Task objective
In the records below, find the line containing "Convert this screenshot"; give it again exactly, along with every line that follows, and nothing else.

Records for this exercise

────────────────────

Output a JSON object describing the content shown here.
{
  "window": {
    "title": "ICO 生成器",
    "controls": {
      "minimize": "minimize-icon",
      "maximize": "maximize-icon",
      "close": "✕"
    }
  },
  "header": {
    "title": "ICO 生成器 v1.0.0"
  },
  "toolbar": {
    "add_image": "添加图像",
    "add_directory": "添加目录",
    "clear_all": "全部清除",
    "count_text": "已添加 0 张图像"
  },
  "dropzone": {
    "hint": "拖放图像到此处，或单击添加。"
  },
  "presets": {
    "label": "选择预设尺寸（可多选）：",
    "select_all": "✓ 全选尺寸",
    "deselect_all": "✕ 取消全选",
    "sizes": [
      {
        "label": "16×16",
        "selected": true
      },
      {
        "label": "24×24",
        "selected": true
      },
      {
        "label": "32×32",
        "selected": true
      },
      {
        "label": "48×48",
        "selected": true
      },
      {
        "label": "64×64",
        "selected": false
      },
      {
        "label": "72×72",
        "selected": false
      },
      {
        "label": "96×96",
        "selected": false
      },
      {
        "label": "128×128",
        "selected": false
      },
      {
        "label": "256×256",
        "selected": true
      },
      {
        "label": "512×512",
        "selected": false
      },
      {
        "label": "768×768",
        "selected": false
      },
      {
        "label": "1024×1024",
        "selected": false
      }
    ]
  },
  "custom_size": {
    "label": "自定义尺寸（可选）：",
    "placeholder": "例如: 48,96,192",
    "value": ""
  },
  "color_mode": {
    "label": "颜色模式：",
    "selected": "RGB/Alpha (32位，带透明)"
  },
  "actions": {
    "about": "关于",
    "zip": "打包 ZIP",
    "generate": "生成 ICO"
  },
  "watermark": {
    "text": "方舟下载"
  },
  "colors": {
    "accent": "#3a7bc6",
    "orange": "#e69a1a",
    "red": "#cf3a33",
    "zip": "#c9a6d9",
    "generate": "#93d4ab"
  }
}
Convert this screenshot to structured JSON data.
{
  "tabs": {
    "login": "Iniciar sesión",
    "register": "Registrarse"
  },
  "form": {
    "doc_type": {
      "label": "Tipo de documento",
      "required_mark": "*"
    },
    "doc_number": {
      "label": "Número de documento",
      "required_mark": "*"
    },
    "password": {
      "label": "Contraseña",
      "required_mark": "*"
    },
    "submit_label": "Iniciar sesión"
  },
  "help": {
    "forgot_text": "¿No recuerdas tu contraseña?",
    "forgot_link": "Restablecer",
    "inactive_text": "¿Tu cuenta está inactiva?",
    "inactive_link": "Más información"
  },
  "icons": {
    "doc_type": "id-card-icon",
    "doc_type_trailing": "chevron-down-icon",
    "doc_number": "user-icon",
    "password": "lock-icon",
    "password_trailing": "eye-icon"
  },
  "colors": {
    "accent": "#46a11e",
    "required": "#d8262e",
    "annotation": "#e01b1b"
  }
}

────────────────────

Reply to the exercise
Convert this screenshot to structured JSON data.
{
  "tabs": {
    "login": "Iniciar sesión",
    "register": "Registrarse"
  },
  "form": {
    "doc_type": {
      "label": "Tipo de documento",
      "required_mark": "*"
    },
    "doc_number": {
      "label": "Número de documento",
      "required_mark": "*"
    },
    "password": {
      "label": "Contraseña",
      "required_mark": "*"
    },
    "submit_label": "Iniciar sesión"
  },
  "help": {
    "forgot_text": "¿No recuerdas tu contraseña?",
    "forgot_link": "Restablecer",
    "inactive_text": "¿Tu cuenta está inactiva?",
    "inactive_link": "Más información"
  },
  "icons": {
    "doc_type": "id-card-icon",
    "doc_type_trailing": "chevron-down-icon",
    "doc_number": "user-icon",
    "password": "lock-icon",
    "password_trailing": "eye-icon"
  },
  "colors": {
    "accent": "#46a11e",
    "required": "#d8262e",
    "annotation": "#e01b1b"
  }
}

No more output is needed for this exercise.